▶

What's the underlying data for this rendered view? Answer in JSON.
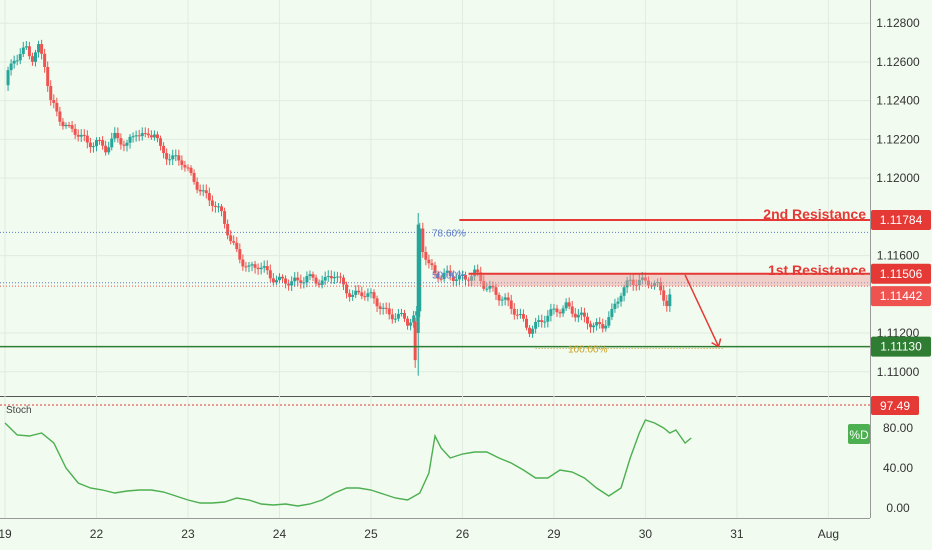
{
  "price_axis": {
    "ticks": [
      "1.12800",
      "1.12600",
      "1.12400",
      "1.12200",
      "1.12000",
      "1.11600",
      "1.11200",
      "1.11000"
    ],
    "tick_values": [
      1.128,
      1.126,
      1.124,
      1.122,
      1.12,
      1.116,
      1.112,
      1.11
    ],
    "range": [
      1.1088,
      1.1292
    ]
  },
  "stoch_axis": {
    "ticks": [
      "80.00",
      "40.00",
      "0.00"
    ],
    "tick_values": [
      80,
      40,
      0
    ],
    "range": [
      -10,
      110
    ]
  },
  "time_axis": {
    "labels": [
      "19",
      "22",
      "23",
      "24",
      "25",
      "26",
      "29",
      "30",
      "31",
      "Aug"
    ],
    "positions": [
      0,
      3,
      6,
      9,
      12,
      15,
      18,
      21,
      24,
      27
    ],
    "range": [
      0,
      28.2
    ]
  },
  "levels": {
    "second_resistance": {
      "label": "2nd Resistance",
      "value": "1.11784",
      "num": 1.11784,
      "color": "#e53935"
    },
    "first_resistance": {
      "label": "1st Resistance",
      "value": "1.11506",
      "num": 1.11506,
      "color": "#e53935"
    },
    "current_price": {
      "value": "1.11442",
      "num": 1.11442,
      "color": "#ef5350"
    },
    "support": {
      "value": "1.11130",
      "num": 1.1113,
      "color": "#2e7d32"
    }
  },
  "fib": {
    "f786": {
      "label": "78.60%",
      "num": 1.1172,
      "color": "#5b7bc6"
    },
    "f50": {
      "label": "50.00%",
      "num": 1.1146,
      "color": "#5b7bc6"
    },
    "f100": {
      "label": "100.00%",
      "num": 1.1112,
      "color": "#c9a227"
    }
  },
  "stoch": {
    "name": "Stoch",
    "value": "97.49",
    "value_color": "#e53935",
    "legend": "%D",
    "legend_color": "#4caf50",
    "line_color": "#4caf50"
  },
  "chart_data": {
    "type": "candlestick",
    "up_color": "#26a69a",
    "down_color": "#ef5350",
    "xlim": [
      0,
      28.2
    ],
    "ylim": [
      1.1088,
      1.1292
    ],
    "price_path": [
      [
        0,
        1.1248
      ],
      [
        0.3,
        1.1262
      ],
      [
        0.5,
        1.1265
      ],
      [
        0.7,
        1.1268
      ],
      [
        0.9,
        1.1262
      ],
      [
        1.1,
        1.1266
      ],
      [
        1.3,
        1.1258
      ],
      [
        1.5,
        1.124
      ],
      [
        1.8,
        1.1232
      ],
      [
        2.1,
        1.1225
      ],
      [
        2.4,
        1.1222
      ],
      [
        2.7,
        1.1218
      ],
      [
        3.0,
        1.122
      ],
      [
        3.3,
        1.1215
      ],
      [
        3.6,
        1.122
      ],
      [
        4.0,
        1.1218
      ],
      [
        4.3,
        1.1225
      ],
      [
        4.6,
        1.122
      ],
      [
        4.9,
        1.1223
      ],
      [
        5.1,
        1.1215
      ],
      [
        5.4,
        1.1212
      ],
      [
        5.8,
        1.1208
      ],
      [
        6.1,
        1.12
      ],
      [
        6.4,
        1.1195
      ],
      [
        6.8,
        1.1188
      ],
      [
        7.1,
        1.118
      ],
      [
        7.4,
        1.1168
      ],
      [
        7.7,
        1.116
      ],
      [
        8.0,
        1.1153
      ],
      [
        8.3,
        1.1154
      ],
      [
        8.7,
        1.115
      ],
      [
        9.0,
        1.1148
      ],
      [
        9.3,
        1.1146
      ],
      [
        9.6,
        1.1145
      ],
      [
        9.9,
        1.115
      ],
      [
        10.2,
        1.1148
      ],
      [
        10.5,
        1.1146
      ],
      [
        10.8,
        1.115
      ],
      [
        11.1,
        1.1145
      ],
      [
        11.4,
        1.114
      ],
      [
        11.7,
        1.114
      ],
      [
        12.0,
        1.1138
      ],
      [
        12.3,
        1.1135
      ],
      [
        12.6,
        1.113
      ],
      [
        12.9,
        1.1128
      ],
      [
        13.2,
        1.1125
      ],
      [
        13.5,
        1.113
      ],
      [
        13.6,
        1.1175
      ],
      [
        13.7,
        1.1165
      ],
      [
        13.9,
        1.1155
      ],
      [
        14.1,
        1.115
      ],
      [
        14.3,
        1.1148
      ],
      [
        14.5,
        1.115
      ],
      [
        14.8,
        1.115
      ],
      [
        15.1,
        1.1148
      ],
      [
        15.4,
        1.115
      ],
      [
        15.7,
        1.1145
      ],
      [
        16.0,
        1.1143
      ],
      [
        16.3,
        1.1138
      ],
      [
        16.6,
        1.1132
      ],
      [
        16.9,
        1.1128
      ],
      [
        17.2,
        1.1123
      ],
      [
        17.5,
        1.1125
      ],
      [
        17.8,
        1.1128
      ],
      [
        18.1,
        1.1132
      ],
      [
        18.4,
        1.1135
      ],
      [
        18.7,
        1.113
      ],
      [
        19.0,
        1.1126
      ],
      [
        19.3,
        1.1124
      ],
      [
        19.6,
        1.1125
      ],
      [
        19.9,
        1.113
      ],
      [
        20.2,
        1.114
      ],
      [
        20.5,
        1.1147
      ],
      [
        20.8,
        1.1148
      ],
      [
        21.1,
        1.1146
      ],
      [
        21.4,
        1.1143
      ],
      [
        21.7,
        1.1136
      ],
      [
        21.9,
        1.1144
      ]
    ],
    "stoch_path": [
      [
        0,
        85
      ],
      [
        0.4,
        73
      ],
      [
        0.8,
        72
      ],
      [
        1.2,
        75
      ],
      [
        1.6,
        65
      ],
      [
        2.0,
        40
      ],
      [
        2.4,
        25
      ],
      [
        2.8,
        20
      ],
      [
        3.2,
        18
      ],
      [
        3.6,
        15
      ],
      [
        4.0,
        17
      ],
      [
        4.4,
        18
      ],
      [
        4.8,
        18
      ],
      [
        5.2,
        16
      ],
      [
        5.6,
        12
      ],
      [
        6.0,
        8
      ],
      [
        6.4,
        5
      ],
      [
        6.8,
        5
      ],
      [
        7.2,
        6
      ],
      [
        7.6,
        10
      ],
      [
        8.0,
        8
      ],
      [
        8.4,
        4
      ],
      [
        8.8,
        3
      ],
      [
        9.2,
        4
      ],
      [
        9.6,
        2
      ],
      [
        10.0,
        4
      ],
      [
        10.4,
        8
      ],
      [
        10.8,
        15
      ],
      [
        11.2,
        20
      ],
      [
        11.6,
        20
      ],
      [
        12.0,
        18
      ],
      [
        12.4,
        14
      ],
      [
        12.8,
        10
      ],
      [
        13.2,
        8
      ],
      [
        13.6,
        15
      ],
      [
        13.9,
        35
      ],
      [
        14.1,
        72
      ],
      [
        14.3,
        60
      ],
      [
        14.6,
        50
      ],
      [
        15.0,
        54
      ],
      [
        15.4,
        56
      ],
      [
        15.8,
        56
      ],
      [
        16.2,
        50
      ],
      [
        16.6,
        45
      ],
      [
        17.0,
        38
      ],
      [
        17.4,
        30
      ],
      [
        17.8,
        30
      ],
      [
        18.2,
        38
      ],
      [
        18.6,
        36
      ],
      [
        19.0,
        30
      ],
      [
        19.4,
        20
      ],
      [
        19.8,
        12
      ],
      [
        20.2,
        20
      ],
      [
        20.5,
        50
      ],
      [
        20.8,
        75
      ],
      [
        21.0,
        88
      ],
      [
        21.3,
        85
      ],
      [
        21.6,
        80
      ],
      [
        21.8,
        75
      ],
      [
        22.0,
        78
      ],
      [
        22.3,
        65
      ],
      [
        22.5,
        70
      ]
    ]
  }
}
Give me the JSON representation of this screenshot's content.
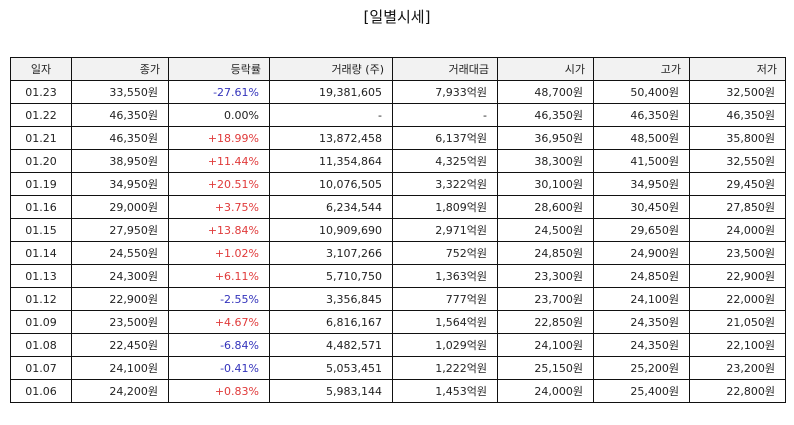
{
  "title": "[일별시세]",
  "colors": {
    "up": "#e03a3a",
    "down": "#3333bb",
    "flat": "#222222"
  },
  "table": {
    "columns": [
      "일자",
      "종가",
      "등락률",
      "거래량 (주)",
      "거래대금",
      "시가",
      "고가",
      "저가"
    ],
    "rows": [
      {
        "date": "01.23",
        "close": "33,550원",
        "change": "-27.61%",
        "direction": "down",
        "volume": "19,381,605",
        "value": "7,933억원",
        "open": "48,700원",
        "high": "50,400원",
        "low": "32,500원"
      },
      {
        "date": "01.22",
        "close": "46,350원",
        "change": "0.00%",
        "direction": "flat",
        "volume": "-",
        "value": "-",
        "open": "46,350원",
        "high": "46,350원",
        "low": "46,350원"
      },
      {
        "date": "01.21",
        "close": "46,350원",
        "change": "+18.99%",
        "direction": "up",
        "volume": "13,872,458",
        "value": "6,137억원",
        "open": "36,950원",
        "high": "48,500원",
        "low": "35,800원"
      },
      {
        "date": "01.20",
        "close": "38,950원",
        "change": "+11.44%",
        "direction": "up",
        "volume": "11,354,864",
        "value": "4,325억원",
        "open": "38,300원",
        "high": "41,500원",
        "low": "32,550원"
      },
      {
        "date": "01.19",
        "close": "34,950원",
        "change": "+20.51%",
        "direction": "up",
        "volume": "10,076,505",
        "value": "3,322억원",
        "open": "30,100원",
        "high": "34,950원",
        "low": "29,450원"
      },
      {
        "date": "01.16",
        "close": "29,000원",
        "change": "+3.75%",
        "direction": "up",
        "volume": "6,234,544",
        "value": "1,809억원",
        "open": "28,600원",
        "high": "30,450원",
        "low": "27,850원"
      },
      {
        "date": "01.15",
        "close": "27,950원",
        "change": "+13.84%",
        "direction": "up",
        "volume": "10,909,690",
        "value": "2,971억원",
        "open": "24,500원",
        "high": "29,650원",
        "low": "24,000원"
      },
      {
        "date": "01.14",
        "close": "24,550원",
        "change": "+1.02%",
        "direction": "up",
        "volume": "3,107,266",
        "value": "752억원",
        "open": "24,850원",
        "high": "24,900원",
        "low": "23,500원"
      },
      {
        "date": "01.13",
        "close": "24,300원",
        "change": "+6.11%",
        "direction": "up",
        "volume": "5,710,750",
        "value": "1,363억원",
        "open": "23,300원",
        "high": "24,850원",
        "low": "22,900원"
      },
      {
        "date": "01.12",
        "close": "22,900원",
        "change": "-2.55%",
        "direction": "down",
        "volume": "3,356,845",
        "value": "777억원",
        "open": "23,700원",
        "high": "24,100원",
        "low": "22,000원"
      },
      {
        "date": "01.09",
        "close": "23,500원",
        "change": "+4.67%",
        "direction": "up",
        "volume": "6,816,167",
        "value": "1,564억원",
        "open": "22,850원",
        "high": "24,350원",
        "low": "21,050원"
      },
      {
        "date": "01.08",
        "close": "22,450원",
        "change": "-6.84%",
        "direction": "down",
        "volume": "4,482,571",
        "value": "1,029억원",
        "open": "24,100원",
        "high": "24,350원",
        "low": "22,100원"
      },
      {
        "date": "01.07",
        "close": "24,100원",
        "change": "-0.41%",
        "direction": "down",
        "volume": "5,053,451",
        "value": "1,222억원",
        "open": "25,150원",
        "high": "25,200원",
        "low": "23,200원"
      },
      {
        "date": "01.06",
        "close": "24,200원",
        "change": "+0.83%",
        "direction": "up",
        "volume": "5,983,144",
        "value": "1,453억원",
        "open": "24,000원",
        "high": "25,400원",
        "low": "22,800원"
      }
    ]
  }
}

◀

Show all lines from the listing above in which "JSON" appears.

What's the underlying data for this rendered view? Answer in JSON.
Give me the JSON representation of this screenshot's content.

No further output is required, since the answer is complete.